### Stated task
Transcribe the lines below verbatim, skipping the images.

### Stored data
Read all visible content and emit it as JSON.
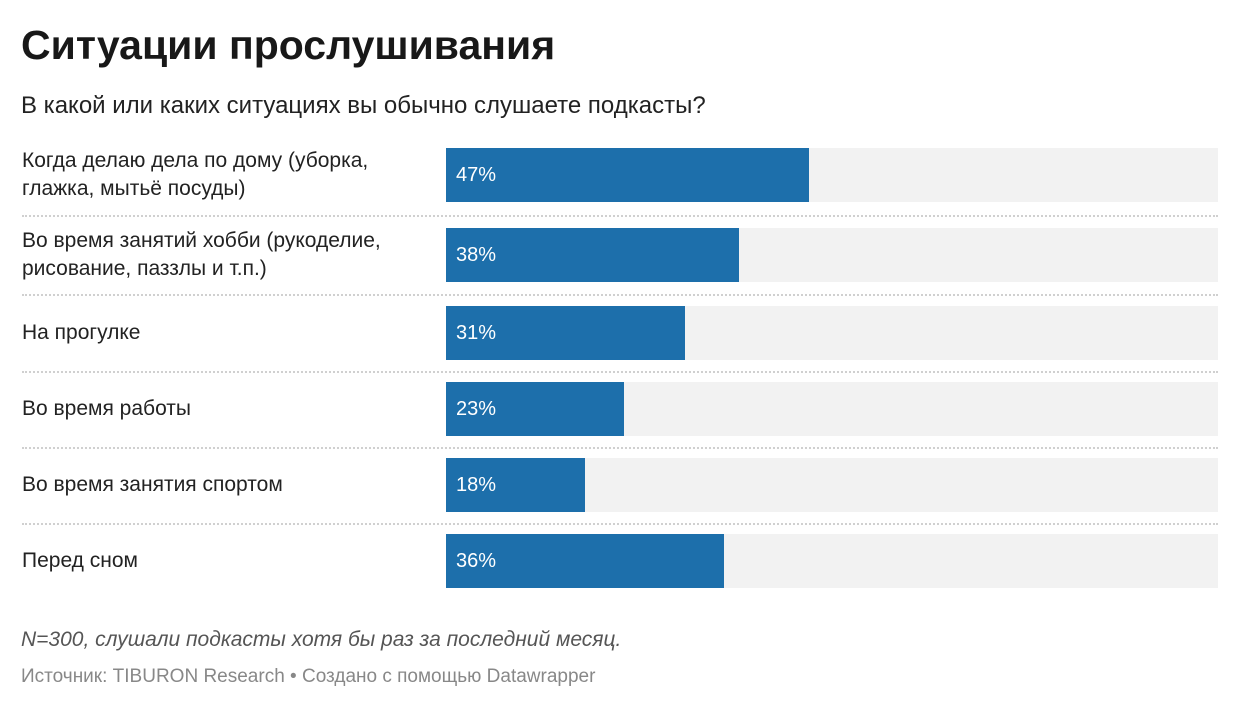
{
  "title": "Ситуации прослушивания",
  "subtitle": "В какой или каких ситуациях вы обычно слушаете подкасты?",
  "chart_data": {
    "type": "bar",
    "orientation": "horizontal",
    "categories": [
      "Когда делаю дела по дому (уборка, глажка, мытьё посуды)",
      "Во время занятий хобби (рукоделие, рисование, паззлы и т.п.)",
      "На прогулке",
      "Во время работы",
      "Во время занятия спортом",
      "Перед сном"
    ],
    "values": [
      47,
      38,
      31,
      23,
      18,
      36
    ],
    "labels": [
      "47%",
      "38%",
      "31%",
      "23%",
      "18%",
      "36%"
    ],
    "xlim": [
      0,
      100
    ],
    "unit": "%",
    "grid": false,
    "bar_color": "#1d6fab",
    "track_color": "#f2f2f2"
  },
  "notes": "N=300, слушали подкасты хотя бы раз за последний месяц.",
  "footer": {
    "source": "Источник: TIBURON Research",
    "separator": "•",
    "credit": "Создано с помощью Datawrapper"
  }
}
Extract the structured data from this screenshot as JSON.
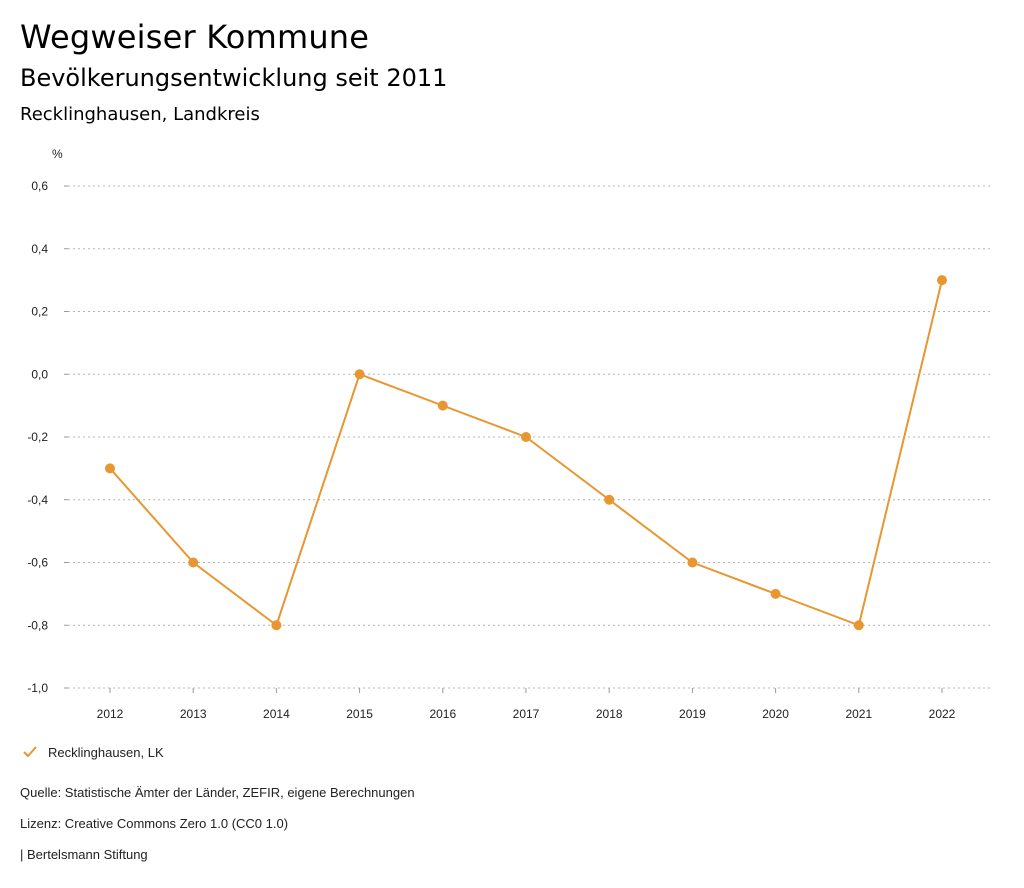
{
  "header": {
    "brand": "Wegweiser Kommune",
    "subtitle": "Bevölkerungsentwicklung seit 2011",
    "region": "Recklinghausen, Landkreis"
  },
  "chart_data": {
    "type": "line",
    "title": "Bevölkerungsentwicklung seit 2011",
    "ylabel": "%",
    "xlabel": "",
    "ylim": [
      -1.0,
      0.6
    ],
    "yticks": [
      0.6,
      0.4,
      0.2,
      0.0,
      -0.2,
      -0.4,
      -0.6,
      -0.8,
      -1.0
    ],
    "ytick_labels": [
      "0,6",
      "0,4",
      "0,2",
      "0,0",
      "-0,2",
      "-0,4",
      "-0,6",
      "-0,8",
      "-1,0"
    ],
    "x": [
      "2012",
      "2013",
      "2014",
      "2015",
      "2016",
      "2017",
      "2018",
      "2019",
      "2020",
      "2021",
      "2022"
    ],
    "series": [
      {
        "name": "Recklinghausen, LK",
        "color": "#E8962F",
        "values": [
          -0.3,
          -0.6,
          -0.8,
          0.0,
          -0.1,
          -0.2,
          -0.4,
          -0.6,
          -0.7,
          -0.8,
          0.3
        ]
      }
    ],
    "grid": "horizontal-dotted",
    "legend": "bottom-left"
  },
  "legend": {
    "label": "Recklinghausen, LK"
  },
  "footer": {
    "source": "Quelle: Statistische Ämter der Länder, ZEFIR, eigene Berechnungen",
    "license": "Lizenz: Creative Commons Zero 1.0 (CC0 1.0)",
    "publisher": "| Bertelsmann Stiftung"
  }
}
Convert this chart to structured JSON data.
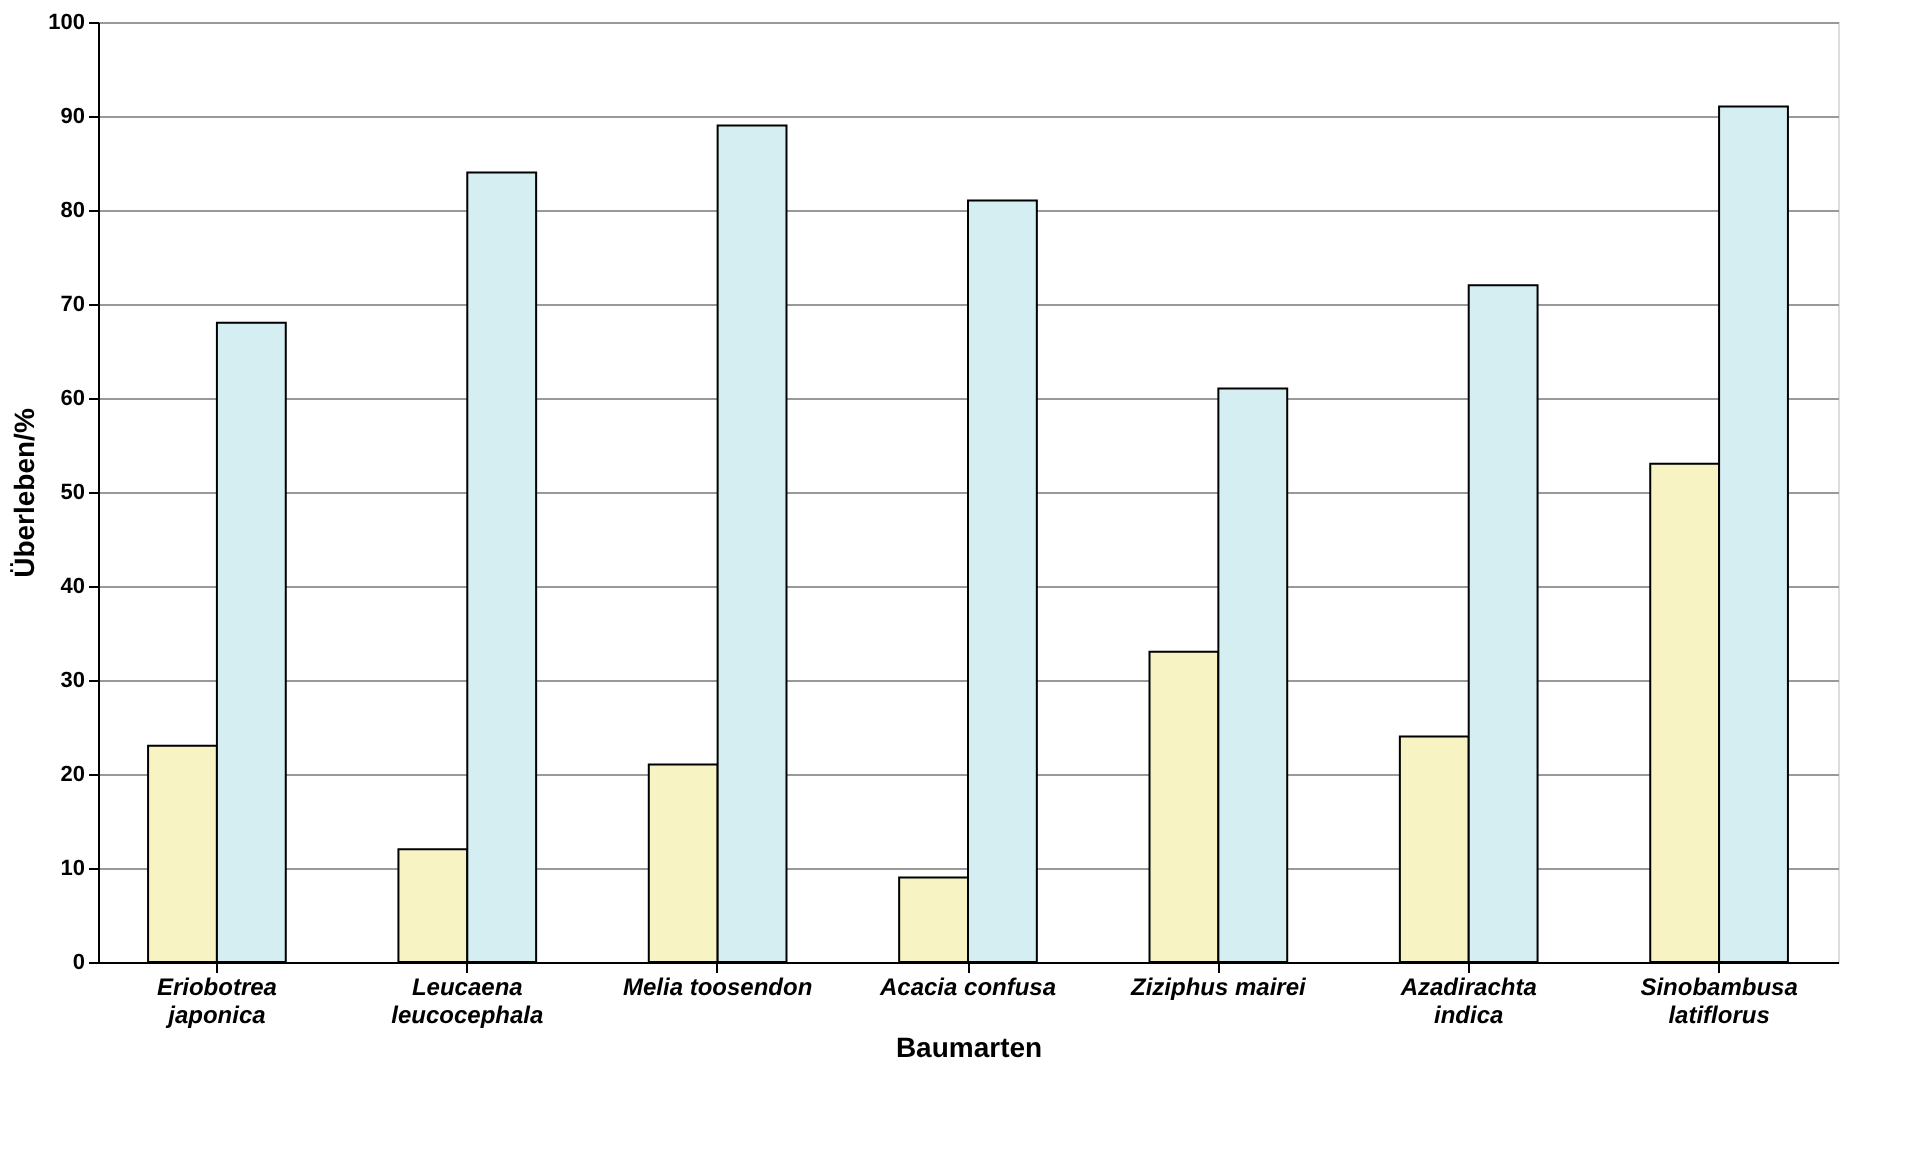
{
  "chart_data": {
    "type": "bar",
    "xlabel": "Baumarten",
    "ylabel": "Überleben/%",
    "categories": [
      "Eriobotrea\njaponica",
      "Leucaena\nleucocephala",
      "Melia toosendon",
      "Acacia confusa",
      "Ziziphus mairei",
      "Azadirachta\nindica",
      "Sinobambusa\nlatiflorus"
    ],
    "series": [
      {
        "color": "#f7f3c3",
        "values": [
          23,
          12,
          21,
          9,
          33,
          24,
          53
        ]
      },
      {
        "color": "#d5eef2",
        "values": [
          68,
          84,
          89,
          81,
          61,
          72,
          91
        ]
      }
    ],
    "ylim": [
      0,
      100
    ],
    "yticks": [
      0,
      10,
      20,
      30,
      40,
      50,
      60,
      70,
      80,
      90,
      100
    ],
    "grid": "y",
    "legend": false
  }
}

### Expected answer
Read all visible content and emit it as JSON.
{
  "title": "Ситуации прослушивания",
  "subtitle": "В какой или каких ситуациях вы обычно слушаете подкасты?",
  "chart_data": {
    "type": "bar",
    "orientation": "horizontal",
    "categories": [
      "Когда делаю дела по дому (уборка, глажка, мытьё посуды)",
      "Во время занятий хобби (рукоделие, рисование, паззлы и т.п.)",
      "На прогулке",
      "Во время работы",
      "Во время занятия спортом",
      "Перед сном"
    ],
    "values": [
      47,
      38,
      31,
      23,
      18,
      36
    ],
    "labels": [
      "47%",
      "38%",
      "31%",
      "23%",
      "18%",
      "36%"
    ],
    "xlim": [
      0,
      100
    ],
    "unit": "%",
    "grid": false,
    "bar_color": "#1d6fab",
    "track_color": "#f2f2f2"
  },
  "notes": "N=300, слушали подкасты хотя бы раз за последний месяц.",
  "footer": {
    "source": "Источник: TIBURON Research",
    "separator": "•",
    "credit": "Создано с помощью Datawrapper"
  }
}
Extract the structured data from this screenshot as JSON.
{
  "header": {
    "brand": "Wegweiser Kommune",
    "subtitle": "Bevölkerungsentwicklung seit 2011",
    "region": "Recklinghausen, Landkreis"
  },
  "chart_data": {
    "type": "line",
    "title": "Bevölkerungsentwicklung seit 2011",
    "ylabel": "%",
    "xlabel": "",
    "ylim": [
      -1.0,
      0.6
    ],
    "yticks": [
      0.6,
      0.4,
      0.2,
      0.0,
      -0.2,
      -0.4,
      -0.6,
      -0.8,
      -1.0
    ],
    "ytick_labels": [
      "0,6",
      "0,4",
      "0,2",
      "0,0",
      "-0,2",
      "-0,4",
      "-0,6",
      "-0,8",
      "-1,0"
    ],
    "x": [
      "2012",
      "2013",
      "2014",
      "2015",
      "2016",
      "2017",
      "2018",
      "2019",
      "2020",
      "2021",
      "2022"
    ],
    "series": [
      {
        "name": "Recklinghausen, LK",
        "color": "#E8962F",
        "values": [
          -0.3,
          -0.6,
          -0.8,
          0.0,
          -0.1,
          -0.2,
          -0.4,
          -0.6,
          -0.7,
          -0.8,
          0.3
        ]
      }
    ],
    "grid": "horizontal-dotted",
    "legend": "bottom-left"
  },
  "legend": {
    "label": "Recklinghausen, LK"
  },
  "footer": {
    "source": "Quelle: Statistische Ämter der Länder, ZEFIR, eigene Berechnungen",
    "license": "Lizenz: Creative Commons Zero 1.0 (CC0 1.0)",
    "publisher": "| Bertelsmann Stiftung"
  }
}
Convert this chart to structured JSON data.
{
  "chart_data": {
    "type": "bar",
    "xlabel": "Baumarten",
    "ylabel": "Überleben/%",
    "categories": [
      "Eriobotrea\njaponica",
      "Leucaena\nleucocephala",
      "Melia toosendon",
      "Acacia confusa",
      "Ziziphus mairei",
      "Azadirachta\nindica",
      "Sinobambusa\nlatiflorus"
    ],
    "series": [
      {
        "color": "#f7f3c3",
        "values": [
          23,
          12,
          21,
          9,
          33,
          24,
          53
        ]
      },
      {
        "color": "#d5eef2",
        "values": [
          68,
          84,
          89,
          81,
          61,
          72,
          91
        ]
      }
    ],
    "ylim": [
      0,
      100
    ],
    "yticks": [
      0,
      10,
      20,
      30,
      40,
      50,
      60,
      70,
      80,
      90,
      100
    ],
    "grid": "y",
    "legend": false
  }
}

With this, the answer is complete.